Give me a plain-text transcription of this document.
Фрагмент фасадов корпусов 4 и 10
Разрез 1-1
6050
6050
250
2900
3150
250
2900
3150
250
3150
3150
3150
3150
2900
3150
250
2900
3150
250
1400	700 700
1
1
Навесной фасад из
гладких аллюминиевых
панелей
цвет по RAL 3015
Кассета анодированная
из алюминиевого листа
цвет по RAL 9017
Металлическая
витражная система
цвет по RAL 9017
*-*-*
** WHAT THE TASK ASKS **
Reproduce the material verbatim, line by line.

** EXERCISE RESULT **
Give me a plain-text transcription of this document.
Фрагмент фасадов корпусов 4 и 10
Разрез 1-1
6050
6050
250
2900
3150
250
2900
3150
250
3150
3150
3150
3150
2900
3150
250
2900
3150
250
1400	700 700
1
1
Навесной фасад из
гладких аллюминиевых
панелей
цвет по RAL 3015
Кассета анодированная
из алюминиевого листа
цвет по RAL 9017
Металлическая
витражная система
цвет по RAL 9017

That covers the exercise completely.